_EXERCISE:_
Identify each line holding the string "description" and copy it.

(Stored data entries)
#####
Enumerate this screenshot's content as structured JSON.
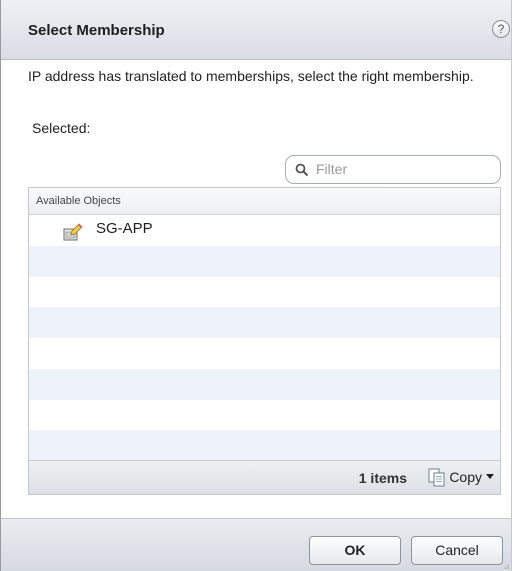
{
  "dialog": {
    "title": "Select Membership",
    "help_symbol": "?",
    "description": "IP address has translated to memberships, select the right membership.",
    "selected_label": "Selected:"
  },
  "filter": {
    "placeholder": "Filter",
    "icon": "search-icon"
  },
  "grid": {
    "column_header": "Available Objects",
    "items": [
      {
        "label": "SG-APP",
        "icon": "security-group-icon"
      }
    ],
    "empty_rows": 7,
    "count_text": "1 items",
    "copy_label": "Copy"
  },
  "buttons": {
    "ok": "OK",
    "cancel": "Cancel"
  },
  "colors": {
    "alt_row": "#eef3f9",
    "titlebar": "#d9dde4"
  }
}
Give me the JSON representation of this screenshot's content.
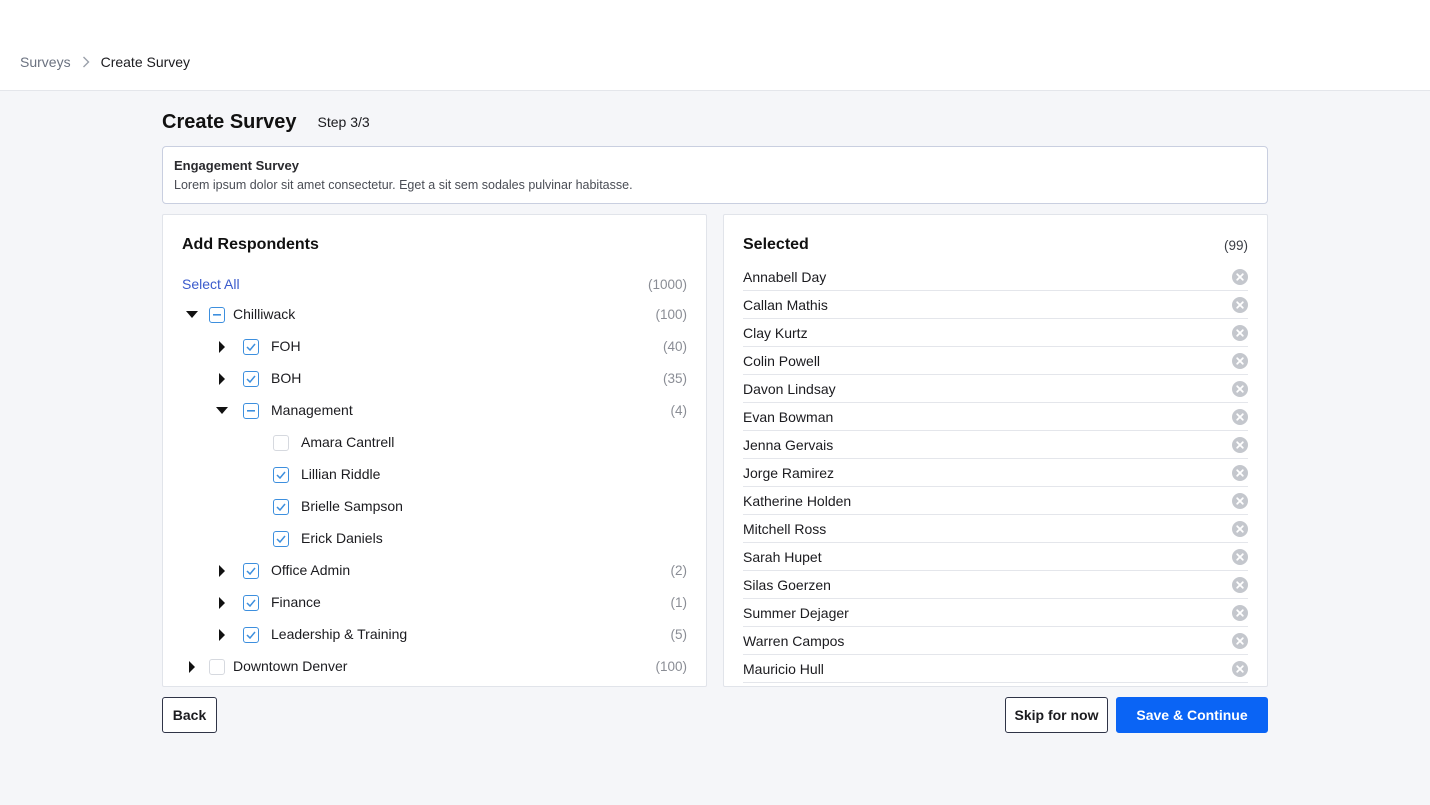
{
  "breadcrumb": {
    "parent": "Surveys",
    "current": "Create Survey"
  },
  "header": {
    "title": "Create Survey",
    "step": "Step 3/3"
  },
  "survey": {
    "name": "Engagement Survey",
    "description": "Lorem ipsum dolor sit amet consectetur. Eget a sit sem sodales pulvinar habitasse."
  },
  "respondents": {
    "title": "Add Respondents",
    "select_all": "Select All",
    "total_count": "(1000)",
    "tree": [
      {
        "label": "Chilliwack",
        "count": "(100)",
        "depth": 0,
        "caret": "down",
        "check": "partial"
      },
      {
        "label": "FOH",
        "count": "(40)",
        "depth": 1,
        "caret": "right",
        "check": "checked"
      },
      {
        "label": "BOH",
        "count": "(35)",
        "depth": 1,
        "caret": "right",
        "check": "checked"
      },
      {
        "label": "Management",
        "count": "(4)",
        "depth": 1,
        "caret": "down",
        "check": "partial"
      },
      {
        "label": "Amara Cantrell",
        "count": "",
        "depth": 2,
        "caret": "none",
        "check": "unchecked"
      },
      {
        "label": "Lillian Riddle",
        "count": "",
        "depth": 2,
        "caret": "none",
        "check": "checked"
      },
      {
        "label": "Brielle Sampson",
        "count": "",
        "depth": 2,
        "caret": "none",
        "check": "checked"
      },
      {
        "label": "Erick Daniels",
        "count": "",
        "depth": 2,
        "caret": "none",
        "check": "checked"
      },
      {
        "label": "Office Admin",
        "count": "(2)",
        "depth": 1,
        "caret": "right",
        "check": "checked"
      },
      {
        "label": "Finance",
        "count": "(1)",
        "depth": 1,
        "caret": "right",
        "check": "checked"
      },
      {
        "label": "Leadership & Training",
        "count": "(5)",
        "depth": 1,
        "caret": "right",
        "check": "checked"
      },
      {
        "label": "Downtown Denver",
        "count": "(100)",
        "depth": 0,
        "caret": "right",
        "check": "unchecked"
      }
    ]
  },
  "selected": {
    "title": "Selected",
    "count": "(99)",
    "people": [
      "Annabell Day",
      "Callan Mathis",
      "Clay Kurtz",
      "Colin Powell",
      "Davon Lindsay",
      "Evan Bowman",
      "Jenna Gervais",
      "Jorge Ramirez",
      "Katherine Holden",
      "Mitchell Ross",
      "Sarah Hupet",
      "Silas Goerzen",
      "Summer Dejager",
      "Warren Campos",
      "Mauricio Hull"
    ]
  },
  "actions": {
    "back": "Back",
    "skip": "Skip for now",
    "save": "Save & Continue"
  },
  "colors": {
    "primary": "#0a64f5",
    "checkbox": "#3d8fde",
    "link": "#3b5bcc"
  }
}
#####
_REPLY:_
    "description": "IP address has translated to memberships, select the right membership.",
    "description": "Lorem ipsum dolor sit amet consectetur. Eget a sit sem sodales pulvinar habitasse."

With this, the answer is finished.